## BEGIN Source data
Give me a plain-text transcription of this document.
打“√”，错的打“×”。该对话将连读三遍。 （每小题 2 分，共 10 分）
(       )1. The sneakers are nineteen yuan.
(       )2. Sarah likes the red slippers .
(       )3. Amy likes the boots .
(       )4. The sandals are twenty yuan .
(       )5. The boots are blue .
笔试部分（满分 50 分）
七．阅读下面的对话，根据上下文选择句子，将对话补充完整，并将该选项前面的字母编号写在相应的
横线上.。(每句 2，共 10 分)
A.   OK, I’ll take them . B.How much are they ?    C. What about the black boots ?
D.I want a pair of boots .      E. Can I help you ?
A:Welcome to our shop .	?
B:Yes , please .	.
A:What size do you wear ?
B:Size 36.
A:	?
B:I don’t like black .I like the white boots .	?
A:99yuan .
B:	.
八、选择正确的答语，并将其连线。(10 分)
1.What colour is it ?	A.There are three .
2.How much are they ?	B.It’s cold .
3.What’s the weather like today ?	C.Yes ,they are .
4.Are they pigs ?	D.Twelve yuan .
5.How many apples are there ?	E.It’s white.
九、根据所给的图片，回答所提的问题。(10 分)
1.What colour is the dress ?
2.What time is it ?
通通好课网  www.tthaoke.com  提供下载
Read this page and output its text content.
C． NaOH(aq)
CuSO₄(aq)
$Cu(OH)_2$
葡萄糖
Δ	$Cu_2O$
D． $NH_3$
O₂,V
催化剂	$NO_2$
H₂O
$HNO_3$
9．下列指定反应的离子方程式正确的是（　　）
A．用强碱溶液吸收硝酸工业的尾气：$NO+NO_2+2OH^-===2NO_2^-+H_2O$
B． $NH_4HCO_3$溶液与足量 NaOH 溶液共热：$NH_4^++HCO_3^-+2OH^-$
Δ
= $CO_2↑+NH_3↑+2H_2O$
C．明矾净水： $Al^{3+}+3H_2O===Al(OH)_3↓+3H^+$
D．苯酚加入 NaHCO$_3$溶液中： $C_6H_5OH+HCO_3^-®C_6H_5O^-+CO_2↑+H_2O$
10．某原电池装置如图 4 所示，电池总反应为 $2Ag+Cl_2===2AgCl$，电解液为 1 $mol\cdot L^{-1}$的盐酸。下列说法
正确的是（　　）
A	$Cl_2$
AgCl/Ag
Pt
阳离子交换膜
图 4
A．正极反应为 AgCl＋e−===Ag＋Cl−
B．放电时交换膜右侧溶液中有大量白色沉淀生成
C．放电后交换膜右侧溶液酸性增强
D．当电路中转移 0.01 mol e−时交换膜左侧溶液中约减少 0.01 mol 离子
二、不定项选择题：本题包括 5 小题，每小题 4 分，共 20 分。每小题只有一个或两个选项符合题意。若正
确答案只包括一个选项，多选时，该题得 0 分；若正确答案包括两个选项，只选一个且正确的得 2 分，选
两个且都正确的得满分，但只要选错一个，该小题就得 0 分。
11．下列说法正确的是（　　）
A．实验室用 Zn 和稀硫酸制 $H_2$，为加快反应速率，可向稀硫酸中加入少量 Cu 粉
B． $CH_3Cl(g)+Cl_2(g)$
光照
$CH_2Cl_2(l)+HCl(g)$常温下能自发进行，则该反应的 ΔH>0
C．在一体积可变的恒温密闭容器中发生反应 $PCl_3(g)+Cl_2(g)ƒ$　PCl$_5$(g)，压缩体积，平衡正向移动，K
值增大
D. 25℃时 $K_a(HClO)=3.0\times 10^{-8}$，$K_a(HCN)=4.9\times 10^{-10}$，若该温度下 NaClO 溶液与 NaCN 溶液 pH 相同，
## END Source data
**Your instructions:**
Copy out every line from the records that has the word "colour".

**Output for this task:**
1.What colour is it ?	A.There are three .
1.What colour is the dress ?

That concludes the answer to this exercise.